--- Work to be completed ---
In the data below, locate each line with the word "coastal" and list it.

--- Records provided ---
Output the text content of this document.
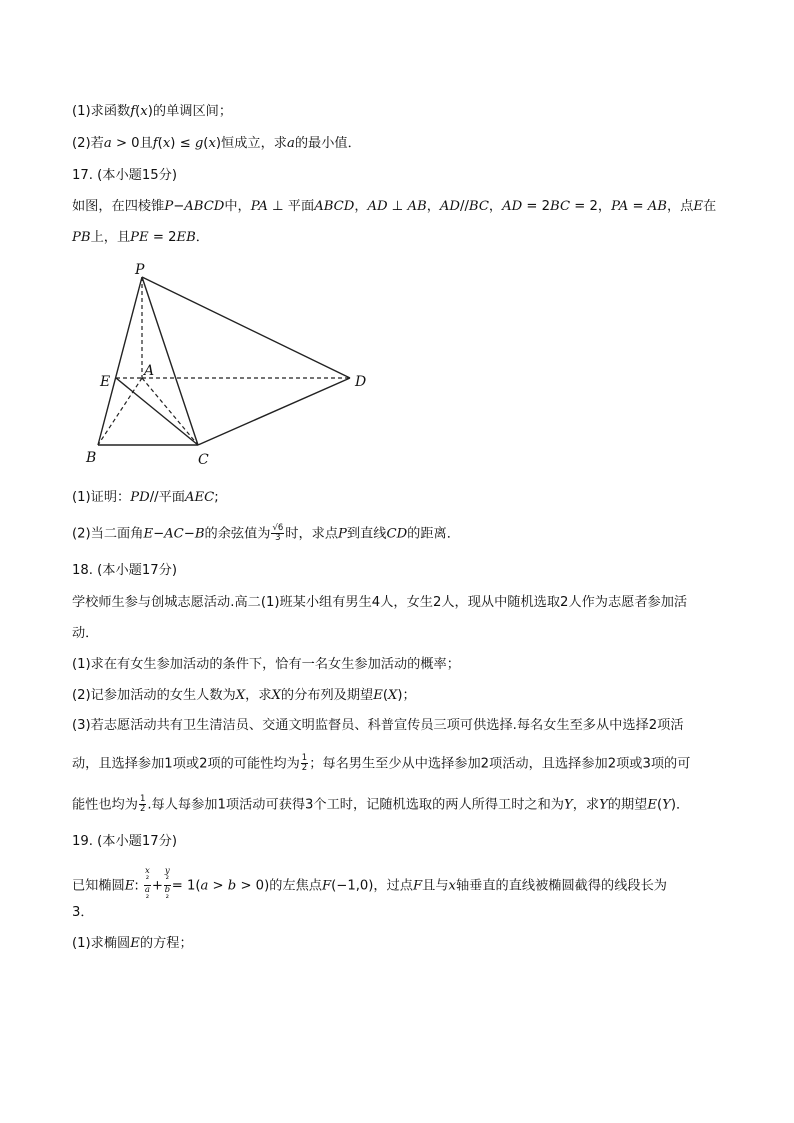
(1)求函数f(x)的单调区间；
(2)若a > 0且f(x) ≤ g(x)恒成立，求a的最小值．
17. (本小题15分)
如图，在四棱锥P−ABCD中，PA ⊥ 平面ABCD，AD ⊥ AB，AD//BC，AD = 2BC = 2，PA = AB，点E在
PB上，且PE = 2EB．
P
A
E	D
B	C
(1)证明：PD//平面AEC;
(2)当二面角E−AC−B的余弦值为 $\frac{√6}{3}$ 时，求点P到直线CD的距离．
18. (本小题17分)
学校师生参与创城志愿活动.高二(1)班某小组有男生4人，女生2人，现从中随机选取2人作为志愿者参加活
动．
(1)求在有女生参加活动的条件下，恰有一名女生参加活动的概率；
(2)记参加活动的女生人数为X，求X的分布列及期望E(X)；
(3)若志愿活动共有卫生清洁员、交通文明监督员、科普宣传员三项可供选择.每名女生至多从中选择2项活
动，且选择参加1项或2项的可能性均为 $\frac{1}{2}$ ；每名男生至少从中选择参加2项活动，且选择参加2项或3项的可
能性也均为 $\frac{1}{2}$ .每人每参加1项活动可获得3个工时，记随机选取的两人所得工时之和为Y，求Y的期望E(Y)．
19. (本小题17分)
已知椭圆E: x
²
a
² + y
²
b
² = 1(a > b > 0)的左焦点F(−1,0)，过点F且与x轴垂直的直线被椭圆截得的线段长为
3．
(1)求椭圆E的方程；
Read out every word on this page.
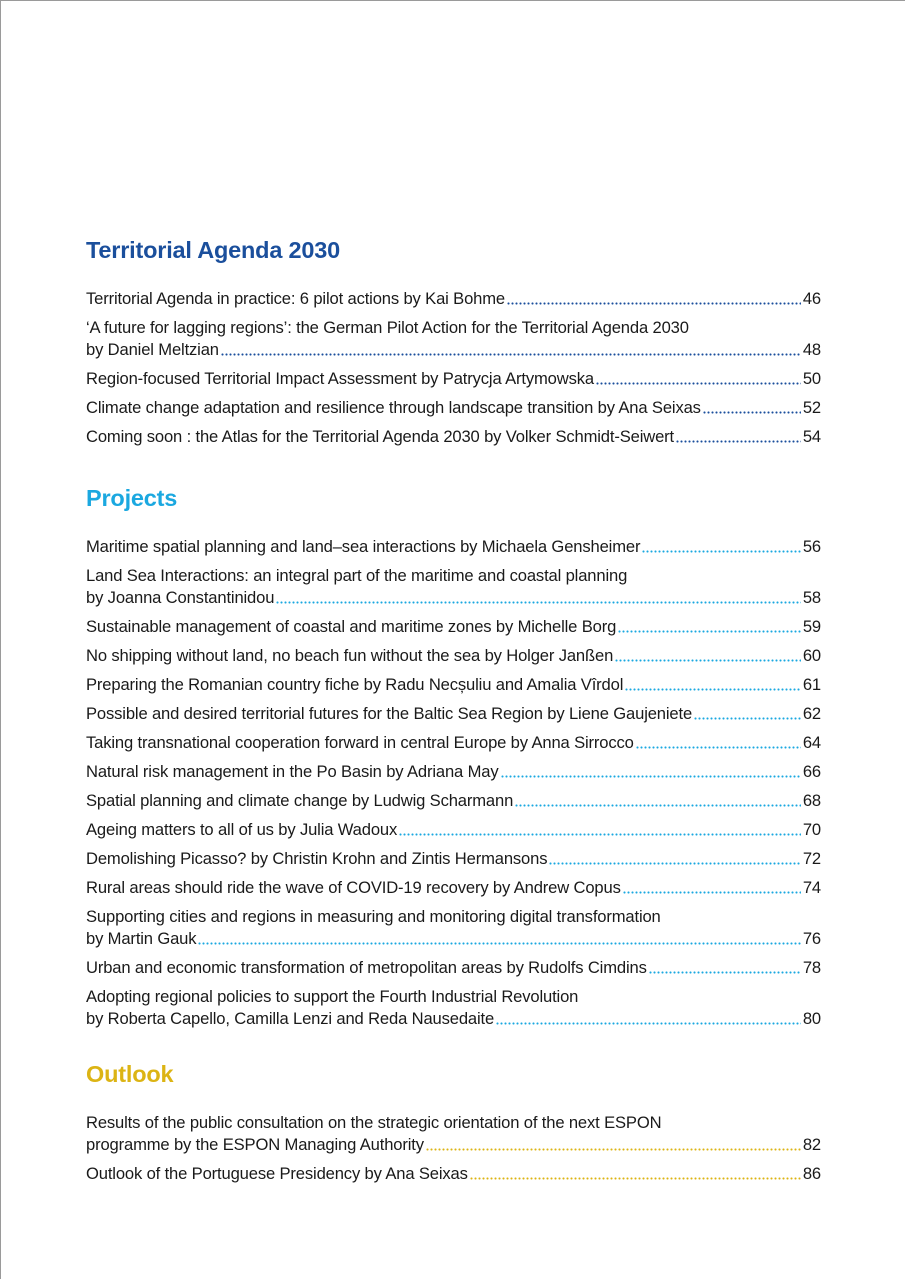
Territorial Agenda 2030
Territorial Agenda in practice: 6 pilot actions by Kai Bohme	46
‘A future for lagging regions’: the German Pilot Action for the Territorial Agenda 2030
by Daniel Meltzian	48
Region-focused Territorial Impact Assessment by Patrycja Artymowska	50
Climate change adaptation and resilience through landscape transition by Ana Seixas	52
Coming soon : the Atlas for the Territorial Agenda 2030 by Volker Schmidt-Seiwert	54
Projects
Maritime spatial planning and land–sea interactions by Michaela Gensheimer	56
Land Sea Interactions: an integral part of the maritime and coastal planning
by Joanna Constantinidou	58
Sustainable management of coastal and maritime zones by Michelle Borg	59
No shipping without land, no beach fun without the sea by Holger Janßen	60
Preparing the Romanian country fiche by Radu Necșuliu and Amalia Vîrdol	61
Possible and desired territorial futures for the Baltic Sea Region by Liene Gaujeniete	62
Taking transnational cooperation forward in central Europe by Anna Sirrocco	64
Natural risk management in the Po Basin by Adriana May	66
Spatial planning and climate change by Ludwig Scharmann	68
Ageing matters to all of us by Julia Wadoux	70
Demolishing Picasso? by Christin Krohn and Zintis Hermansons	72
Rural areas should ride the wave of COVID-19 recovery by Andrew Copus	74
Supporting cities and regions in measuring and monitoring digital transformation
by Martin Gauk	76
Urban and economic transformation of metropolitan areas by Rudolfs Cimdins	78
Adopting regional policies to support the Fourth Industrial Revolution
by Roberta Capello, Camilla Lenzi and Reda Nausedaite	80
Outlook
Results of the public consultation on the strategic orientation of the next ESPON
programme by the ESPON Managing Authority	82
Outlook of the Portuguese Presidency by Ana Seixas	86
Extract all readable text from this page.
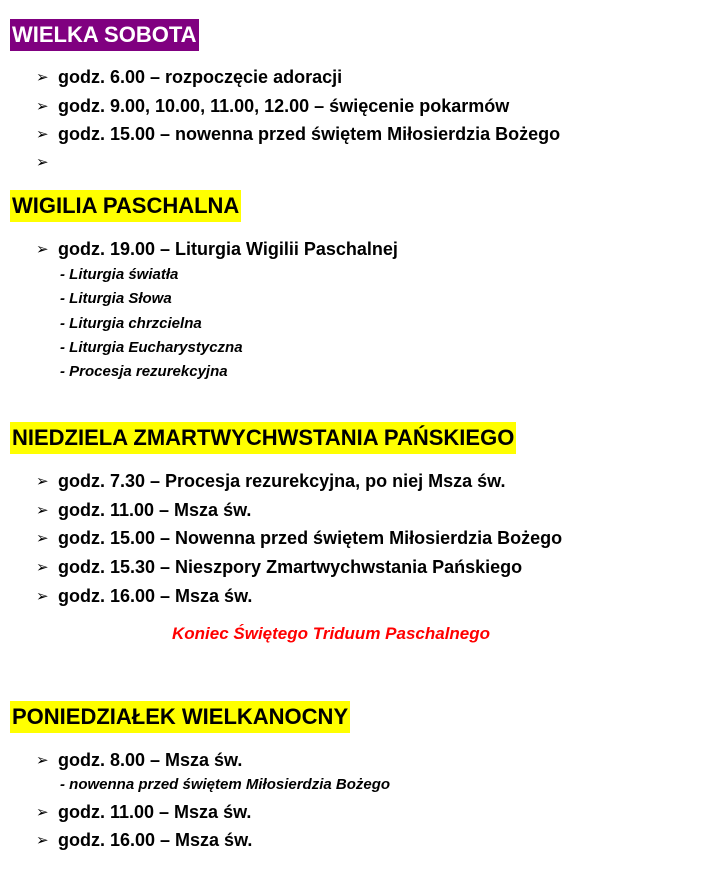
WIELKA SOBOTA
➢ godz. 6.00 – rozpoczęcie adoracji
➢ godz. 9.00, 10.00, 11.00, 12.00 – święcenie pokarmów
➢ godz. 15.00 – nowenna przed świętem Miłosierdzia Bożego
➢
WIGILIA PASCHALNA
➢ godz. 19.00 – Liturgia Wigilii Paschalnej
- Liturgia światła
- Liturgia Słowa
- Liturgia chrzcielna
- Liturgia Eucharystyczna
- Procesja rezurekcyjna
NIEDZIELA ZMARTWYCHWSTANIA PAŃSKIEGO
➢ godz. 7.30 – Procesja rezurekcyjna, po niej Msza św.
➢ godz. 11.00 – Msza św.
➢ godz. 15.00 – Nowenna przed świętem Miłosierdzia Bożego
➢ godz. 15.30 – Nieszpory Zmartwychwstania Pańskiego
➢ godz. 16.00 – Msza św.
Koniec Świętego Triduum Paschalnego
PONIEDZIAŁEK WIELKANOCNY
➢ godz. 8.00 – Msza św.
- nowenna przed świętem Miłosierdzia Bożego
➢ godz. 11.00 – Msza św.
➢ godz. 16.00 – Msza św.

--- Task response ---
Land Sea Interactions: an integral part of the maritime and coastal planning
Sustainable management of coastal and maritime zones by Michelle Borg	59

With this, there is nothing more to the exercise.